*What is asked:*
In full and without alteration, repeat the material.
_ _ _ _ _
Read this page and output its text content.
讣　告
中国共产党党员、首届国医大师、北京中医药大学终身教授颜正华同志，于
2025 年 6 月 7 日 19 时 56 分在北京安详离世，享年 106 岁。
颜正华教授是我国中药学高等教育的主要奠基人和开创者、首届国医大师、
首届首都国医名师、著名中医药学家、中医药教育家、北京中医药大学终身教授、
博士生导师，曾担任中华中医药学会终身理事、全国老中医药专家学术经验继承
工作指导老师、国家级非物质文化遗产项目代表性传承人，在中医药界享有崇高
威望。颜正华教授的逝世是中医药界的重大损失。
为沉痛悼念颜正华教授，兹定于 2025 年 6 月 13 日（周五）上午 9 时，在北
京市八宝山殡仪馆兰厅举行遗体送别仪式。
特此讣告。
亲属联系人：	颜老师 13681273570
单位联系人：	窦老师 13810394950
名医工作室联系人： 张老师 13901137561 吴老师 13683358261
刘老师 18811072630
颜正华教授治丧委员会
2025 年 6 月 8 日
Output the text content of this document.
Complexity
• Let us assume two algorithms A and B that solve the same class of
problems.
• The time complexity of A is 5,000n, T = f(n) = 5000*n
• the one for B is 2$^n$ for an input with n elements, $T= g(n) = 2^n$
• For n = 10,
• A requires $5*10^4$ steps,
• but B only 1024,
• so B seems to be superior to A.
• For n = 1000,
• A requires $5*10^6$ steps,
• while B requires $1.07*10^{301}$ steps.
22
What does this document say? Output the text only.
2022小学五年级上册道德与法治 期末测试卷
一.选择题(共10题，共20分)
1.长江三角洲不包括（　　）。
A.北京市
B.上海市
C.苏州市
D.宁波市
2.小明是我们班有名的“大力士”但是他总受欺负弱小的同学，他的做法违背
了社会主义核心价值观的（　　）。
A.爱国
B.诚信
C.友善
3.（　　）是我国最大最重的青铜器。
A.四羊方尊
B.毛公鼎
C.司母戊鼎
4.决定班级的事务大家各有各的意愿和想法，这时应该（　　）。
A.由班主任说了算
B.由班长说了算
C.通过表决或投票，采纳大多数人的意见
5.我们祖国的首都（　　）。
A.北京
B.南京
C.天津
_ _ _ _ _
*Finished exercise:*
Read this page and output its text content.
讣　告
中国共产党党员、首届国医大师、北京中医药大学终身教授颜正华同志，于
2025 年 6 月 7 日 19 时 56 分在北京安详离世，享年 106 岁。
颜正华教授是我国中药学高等教育的主要奠基人和开创者、首届国医大师、
首届首都国医名师、著名中医药学家、中医药教育家、北京中医药大学终身教授、
博士生导师，曾担任中华中医药学会终身理事、全国老中医药专家学术经验继承
工作指导老师、国家级非物质文化遗产项目代表性传承人，在中医药界享有崇高
威望。颜正华教授的逝世是中医药界的重大损失。
为沉痛悼念颜正华教授，兹定于 2025 年 6 月 13 日（周五）上午 9 时，在北
京市八宝山殡仪馆兰厅举行遗体送别仪式。
特此讣告。
亲属联系人：	颜老师 13681273570
单位联系人：	窦老师 13810394950
名医工作室联系人： 张老师 13901137561 吴老师 13683358261
刘老师 18811072630
颜正华教授治丧委员会
2025 年 6 月 8 日
Output the text content of this document.
Complexity
• Let us assume two algorithms A and B that solve the same class of
problems.
• The time complexity of A is 5,000n, T = f(n) = 5000*n
• the one for B is 2$^n$ for an input with n elements, $T= g(n) = 2^n$
• For n = 10,
• A requires $5*10^4$ steps,
• but B only 1024,
• so B seems to be superior to A.
• For n = 1000,
• A requires $5*10^6$ steps,
• while B requires $1.07*10^{301}$ steps.
22
What does this document say? Output the text only.
2022小学五年级上册道德与法治 期末测试卷
一.选择题(共10题，共20分)
1.长江三角洲不包括（　　）。
A.北京市
B.上海市
C.苏州市
D.宁波市
2.小明是我们班有名的“大力士”但是他总受欺负弱小的同学，他的做法违背
了社会主义核心价值观的（　　）。
A.爱国
B.诚信
C.友善
3.（　　）是我国最大最重的青铜器。
A.四羊方尊
B.毛公鼎
C.司母戊鼎
4.决定班级的事务大家各有各的意愿和想法，这时应该（　　）。
A.由班主任说了算
B.由班长说了算
C.通过表决或投票，采纳大多数人的意见
5.我们祖国的首都（　　）。
A.北京
B.南京
C.天津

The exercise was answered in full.